■ **GIVEN INSTRUCTION**
Pick every line with "أوامر" from the material below.

■ **Data excerpts**
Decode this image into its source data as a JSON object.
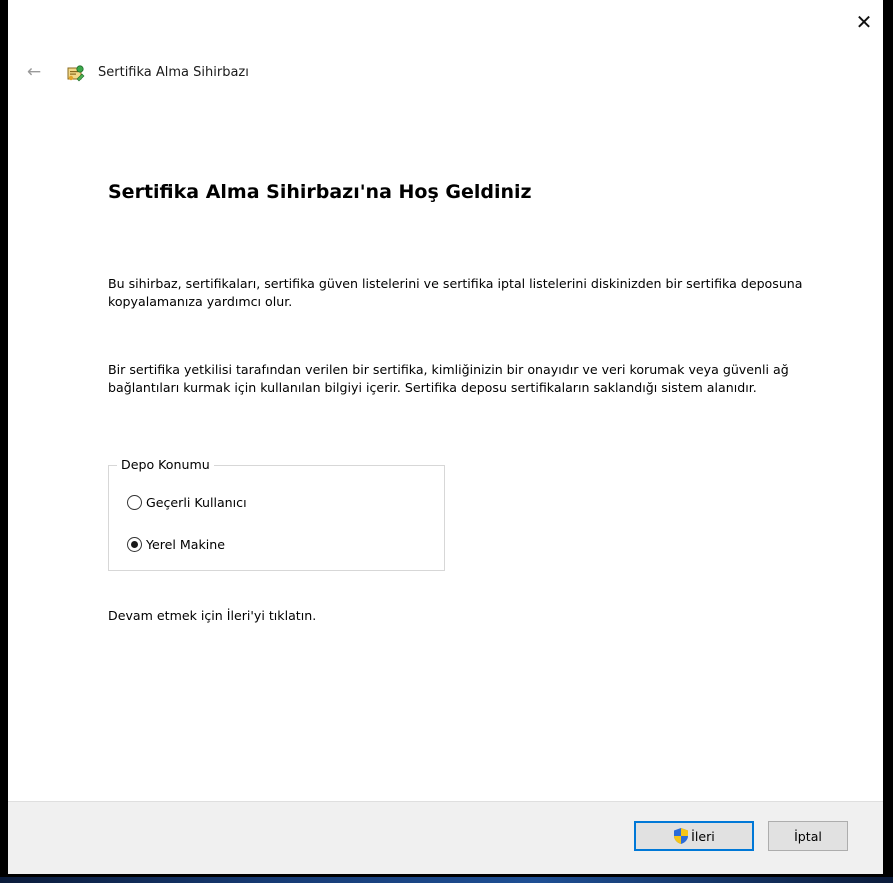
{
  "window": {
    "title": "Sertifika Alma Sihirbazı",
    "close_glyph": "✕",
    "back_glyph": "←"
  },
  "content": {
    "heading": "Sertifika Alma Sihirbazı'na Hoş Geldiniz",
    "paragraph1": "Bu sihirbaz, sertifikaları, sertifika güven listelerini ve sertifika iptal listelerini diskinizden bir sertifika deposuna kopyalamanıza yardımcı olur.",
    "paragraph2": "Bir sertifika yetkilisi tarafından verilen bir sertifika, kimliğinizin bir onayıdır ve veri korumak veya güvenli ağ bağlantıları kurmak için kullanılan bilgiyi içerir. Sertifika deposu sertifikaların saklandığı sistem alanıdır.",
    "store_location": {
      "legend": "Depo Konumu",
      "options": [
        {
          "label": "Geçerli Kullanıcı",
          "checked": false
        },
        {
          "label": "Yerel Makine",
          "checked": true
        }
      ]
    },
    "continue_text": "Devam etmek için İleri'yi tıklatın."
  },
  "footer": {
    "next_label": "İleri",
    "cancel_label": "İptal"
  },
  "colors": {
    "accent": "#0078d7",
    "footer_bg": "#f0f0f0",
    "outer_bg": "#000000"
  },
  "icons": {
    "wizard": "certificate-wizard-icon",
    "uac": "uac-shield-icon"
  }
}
---
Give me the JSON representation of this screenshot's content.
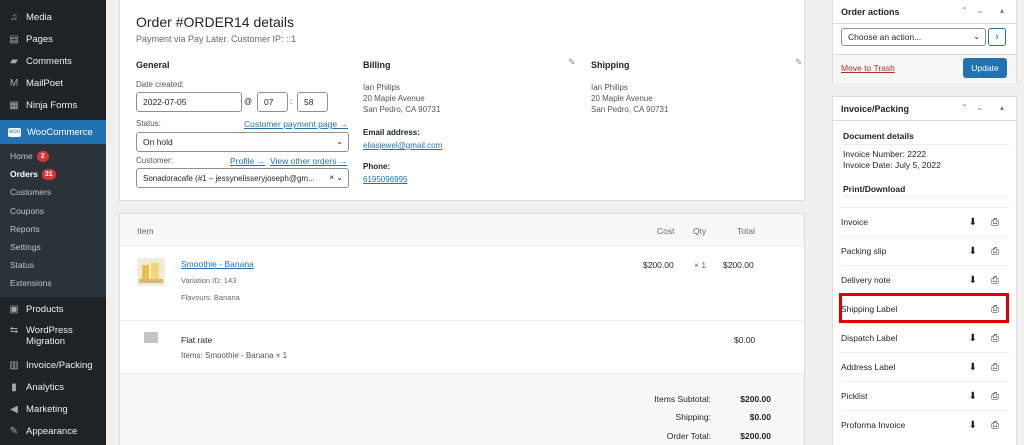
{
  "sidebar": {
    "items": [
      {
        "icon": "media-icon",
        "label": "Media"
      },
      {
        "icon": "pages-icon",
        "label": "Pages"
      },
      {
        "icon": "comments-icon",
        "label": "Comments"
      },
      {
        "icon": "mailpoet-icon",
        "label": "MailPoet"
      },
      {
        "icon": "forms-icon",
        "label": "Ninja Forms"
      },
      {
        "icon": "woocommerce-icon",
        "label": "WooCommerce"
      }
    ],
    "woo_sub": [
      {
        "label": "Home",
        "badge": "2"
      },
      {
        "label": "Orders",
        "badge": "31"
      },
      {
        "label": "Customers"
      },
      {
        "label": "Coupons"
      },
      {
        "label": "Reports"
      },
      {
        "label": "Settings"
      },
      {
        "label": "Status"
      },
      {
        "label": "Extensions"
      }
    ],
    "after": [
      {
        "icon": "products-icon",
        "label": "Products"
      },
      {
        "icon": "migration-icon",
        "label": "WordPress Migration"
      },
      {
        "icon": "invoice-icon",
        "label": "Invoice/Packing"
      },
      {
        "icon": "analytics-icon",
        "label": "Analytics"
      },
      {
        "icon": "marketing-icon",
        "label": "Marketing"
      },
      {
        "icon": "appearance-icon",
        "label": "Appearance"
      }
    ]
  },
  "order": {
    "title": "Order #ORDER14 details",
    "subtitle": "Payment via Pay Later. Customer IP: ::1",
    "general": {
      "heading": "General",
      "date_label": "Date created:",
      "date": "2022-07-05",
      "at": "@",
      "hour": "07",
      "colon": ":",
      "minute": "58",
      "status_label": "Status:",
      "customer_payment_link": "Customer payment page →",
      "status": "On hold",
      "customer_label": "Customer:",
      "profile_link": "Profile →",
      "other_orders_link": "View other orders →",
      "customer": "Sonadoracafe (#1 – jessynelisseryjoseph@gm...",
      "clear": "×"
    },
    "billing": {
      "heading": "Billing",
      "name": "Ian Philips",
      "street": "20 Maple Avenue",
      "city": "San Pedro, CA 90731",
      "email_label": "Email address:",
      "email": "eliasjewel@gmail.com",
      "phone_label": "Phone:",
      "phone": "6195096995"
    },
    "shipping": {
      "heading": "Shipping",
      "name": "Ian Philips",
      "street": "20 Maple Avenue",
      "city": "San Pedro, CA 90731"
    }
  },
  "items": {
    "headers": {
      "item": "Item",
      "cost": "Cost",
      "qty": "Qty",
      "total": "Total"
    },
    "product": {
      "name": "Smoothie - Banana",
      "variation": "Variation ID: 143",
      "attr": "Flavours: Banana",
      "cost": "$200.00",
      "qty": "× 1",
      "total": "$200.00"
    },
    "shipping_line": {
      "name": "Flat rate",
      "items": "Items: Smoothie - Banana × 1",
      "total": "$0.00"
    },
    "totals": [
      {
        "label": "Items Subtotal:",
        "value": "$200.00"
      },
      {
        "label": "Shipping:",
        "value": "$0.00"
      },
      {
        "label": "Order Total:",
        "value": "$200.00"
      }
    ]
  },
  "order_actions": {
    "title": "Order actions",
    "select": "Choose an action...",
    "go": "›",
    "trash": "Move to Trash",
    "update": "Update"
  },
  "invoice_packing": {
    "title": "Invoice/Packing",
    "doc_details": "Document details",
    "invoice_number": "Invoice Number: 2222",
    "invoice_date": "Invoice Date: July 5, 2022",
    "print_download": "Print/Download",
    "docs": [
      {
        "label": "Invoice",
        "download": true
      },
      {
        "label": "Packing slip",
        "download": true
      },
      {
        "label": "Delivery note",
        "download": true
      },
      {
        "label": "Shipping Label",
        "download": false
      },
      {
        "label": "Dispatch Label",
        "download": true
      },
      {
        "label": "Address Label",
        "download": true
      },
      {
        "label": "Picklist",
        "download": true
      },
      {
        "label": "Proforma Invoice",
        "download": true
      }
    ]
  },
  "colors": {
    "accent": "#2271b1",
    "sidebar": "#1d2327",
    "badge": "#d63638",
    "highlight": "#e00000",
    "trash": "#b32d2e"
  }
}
...
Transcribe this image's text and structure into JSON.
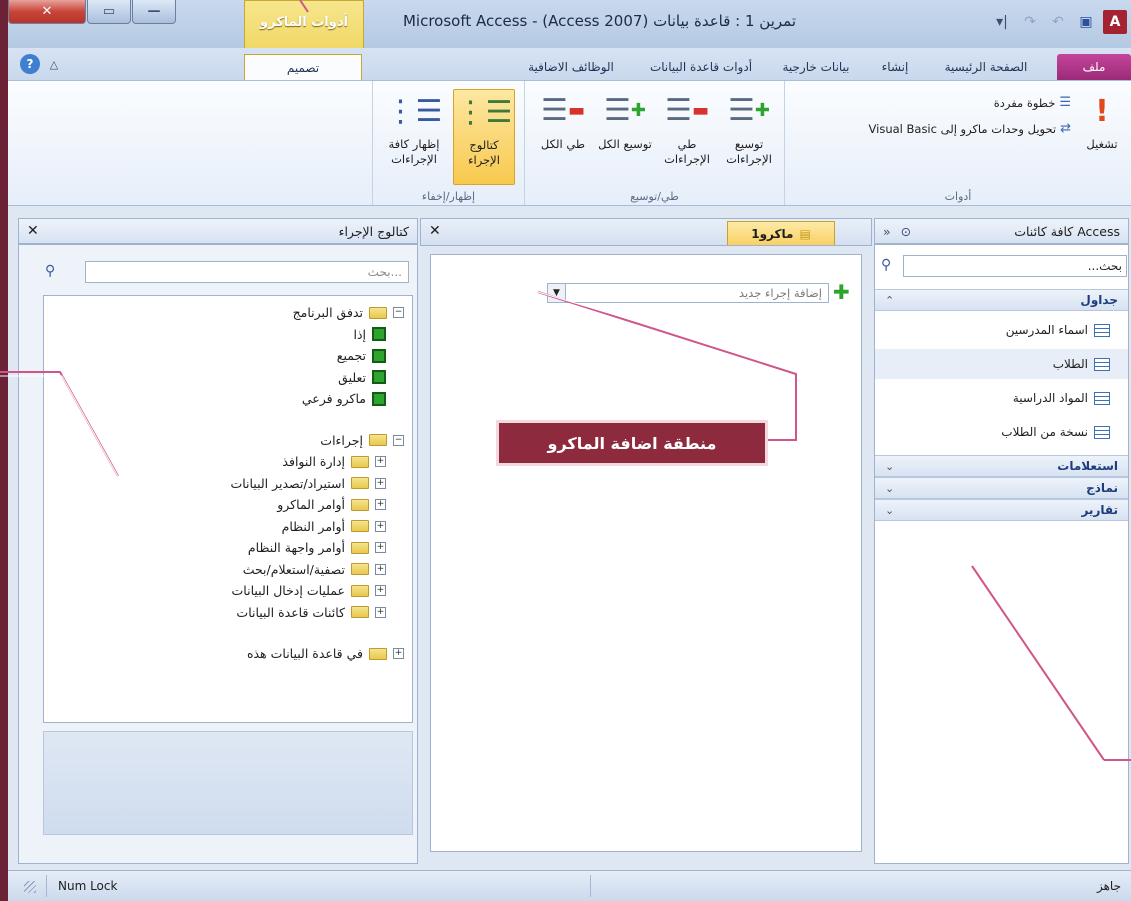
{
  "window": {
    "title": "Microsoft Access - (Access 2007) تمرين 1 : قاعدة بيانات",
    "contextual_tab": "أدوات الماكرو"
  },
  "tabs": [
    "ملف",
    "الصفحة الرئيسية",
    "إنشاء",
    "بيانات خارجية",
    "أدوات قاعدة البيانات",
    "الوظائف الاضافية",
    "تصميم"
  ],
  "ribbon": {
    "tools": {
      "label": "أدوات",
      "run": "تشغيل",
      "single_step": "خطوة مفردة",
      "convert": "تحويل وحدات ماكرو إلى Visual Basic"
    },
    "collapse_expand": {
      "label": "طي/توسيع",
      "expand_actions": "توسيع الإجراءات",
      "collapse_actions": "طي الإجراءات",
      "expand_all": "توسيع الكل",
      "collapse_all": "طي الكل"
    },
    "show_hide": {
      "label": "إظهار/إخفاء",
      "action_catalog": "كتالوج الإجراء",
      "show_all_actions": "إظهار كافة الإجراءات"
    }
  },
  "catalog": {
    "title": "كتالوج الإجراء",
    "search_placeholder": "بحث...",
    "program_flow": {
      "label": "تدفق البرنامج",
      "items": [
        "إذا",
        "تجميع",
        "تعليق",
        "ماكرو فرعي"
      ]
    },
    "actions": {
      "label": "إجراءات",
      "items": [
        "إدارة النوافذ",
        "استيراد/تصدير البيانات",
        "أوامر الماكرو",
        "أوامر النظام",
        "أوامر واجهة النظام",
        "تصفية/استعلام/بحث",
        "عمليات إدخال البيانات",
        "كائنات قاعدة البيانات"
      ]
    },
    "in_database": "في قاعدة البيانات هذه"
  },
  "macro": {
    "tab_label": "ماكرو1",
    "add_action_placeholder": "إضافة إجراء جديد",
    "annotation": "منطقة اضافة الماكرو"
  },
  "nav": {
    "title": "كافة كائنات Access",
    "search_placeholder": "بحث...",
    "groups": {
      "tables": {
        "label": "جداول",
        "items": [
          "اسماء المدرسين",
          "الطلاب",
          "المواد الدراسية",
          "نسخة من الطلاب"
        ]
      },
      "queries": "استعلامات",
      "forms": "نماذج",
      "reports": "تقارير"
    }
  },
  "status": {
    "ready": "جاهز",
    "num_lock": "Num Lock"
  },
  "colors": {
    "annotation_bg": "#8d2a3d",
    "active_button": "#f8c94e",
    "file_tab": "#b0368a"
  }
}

■ **OUTPUT**
        "أوامر الماكرو",
        "أوامر النظام",
        "أوامر واجهة النظام",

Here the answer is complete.